**Extracted material**
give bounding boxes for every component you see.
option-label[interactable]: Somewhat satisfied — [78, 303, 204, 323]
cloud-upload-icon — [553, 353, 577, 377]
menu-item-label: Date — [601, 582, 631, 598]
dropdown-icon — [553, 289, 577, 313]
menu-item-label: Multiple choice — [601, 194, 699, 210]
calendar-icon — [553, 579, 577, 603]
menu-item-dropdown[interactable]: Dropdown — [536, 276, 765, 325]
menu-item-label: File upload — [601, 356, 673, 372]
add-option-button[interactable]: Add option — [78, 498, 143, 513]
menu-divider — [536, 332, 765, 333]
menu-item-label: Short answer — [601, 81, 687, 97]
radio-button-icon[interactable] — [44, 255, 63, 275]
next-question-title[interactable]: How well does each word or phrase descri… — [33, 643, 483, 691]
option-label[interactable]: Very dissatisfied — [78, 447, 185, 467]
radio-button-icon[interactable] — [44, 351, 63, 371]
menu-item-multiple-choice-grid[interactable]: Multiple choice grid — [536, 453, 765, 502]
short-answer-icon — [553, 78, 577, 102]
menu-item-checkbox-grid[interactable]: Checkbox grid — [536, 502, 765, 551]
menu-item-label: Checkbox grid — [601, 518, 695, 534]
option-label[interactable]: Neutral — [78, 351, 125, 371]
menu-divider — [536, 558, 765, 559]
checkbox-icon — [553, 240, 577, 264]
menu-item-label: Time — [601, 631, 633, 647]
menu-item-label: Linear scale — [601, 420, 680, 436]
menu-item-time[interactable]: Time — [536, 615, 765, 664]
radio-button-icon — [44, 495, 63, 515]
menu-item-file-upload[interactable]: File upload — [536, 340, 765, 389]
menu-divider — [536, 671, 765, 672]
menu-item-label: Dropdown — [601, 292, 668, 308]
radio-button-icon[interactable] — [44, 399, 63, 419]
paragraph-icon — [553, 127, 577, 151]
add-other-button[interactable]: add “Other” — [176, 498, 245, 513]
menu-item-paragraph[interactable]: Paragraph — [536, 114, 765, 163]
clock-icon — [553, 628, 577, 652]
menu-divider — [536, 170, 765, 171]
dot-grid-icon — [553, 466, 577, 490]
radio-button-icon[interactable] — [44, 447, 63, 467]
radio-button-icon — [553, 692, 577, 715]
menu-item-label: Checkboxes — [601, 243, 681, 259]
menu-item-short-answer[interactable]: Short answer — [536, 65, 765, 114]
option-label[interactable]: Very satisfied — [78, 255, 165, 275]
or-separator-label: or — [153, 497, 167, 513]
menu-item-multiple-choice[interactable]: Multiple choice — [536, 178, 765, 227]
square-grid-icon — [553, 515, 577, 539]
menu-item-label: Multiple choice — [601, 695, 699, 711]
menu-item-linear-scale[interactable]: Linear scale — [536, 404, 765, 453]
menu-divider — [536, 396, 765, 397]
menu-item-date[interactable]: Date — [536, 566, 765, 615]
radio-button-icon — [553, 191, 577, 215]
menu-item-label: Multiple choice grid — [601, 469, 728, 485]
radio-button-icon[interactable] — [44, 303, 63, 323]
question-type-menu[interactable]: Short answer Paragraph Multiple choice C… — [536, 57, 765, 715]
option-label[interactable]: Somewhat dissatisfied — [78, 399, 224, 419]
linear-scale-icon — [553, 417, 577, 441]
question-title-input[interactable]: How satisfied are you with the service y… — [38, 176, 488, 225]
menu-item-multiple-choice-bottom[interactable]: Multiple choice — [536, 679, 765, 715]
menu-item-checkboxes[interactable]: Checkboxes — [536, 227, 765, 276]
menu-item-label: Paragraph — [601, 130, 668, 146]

...

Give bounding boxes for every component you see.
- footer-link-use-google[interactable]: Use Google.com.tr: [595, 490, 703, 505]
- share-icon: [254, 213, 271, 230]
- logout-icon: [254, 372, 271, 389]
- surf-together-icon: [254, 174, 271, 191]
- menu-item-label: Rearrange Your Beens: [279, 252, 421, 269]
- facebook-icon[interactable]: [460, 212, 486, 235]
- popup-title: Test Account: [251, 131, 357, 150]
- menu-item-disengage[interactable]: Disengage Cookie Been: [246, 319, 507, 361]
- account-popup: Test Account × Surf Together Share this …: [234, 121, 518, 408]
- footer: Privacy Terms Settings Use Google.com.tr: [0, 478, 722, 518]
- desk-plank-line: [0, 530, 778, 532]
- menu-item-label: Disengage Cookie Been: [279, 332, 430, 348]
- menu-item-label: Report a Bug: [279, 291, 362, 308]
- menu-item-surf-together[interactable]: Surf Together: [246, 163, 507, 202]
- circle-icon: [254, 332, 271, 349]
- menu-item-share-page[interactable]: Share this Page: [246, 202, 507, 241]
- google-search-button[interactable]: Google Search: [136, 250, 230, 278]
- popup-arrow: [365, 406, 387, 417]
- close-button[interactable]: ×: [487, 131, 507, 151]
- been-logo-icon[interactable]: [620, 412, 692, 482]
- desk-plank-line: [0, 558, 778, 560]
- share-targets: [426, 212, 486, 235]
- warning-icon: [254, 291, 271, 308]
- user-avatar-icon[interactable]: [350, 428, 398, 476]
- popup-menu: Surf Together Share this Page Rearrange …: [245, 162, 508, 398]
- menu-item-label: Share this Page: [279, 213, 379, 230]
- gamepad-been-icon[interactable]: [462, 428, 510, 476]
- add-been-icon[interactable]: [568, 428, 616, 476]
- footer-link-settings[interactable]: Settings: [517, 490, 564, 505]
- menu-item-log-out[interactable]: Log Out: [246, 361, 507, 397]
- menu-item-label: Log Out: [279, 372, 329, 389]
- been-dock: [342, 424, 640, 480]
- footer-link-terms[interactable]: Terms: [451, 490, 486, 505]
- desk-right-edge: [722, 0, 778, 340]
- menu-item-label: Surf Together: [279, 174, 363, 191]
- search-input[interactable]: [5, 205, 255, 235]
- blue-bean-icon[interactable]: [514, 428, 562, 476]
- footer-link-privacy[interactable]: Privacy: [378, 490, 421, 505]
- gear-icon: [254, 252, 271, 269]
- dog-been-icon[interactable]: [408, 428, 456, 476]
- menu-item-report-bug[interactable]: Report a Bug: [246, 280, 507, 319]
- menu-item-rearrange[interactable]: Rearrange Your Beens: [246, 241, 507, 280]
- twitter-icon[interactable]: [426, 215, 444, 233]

**Problem details**
Pull out each line of the items above that contains the string "search".

**Result of this task**
- google-search-button[interactable]: Google Search: [136, 250, 230, 278]
- search-input[interactable]: [5, 205, 255, 235]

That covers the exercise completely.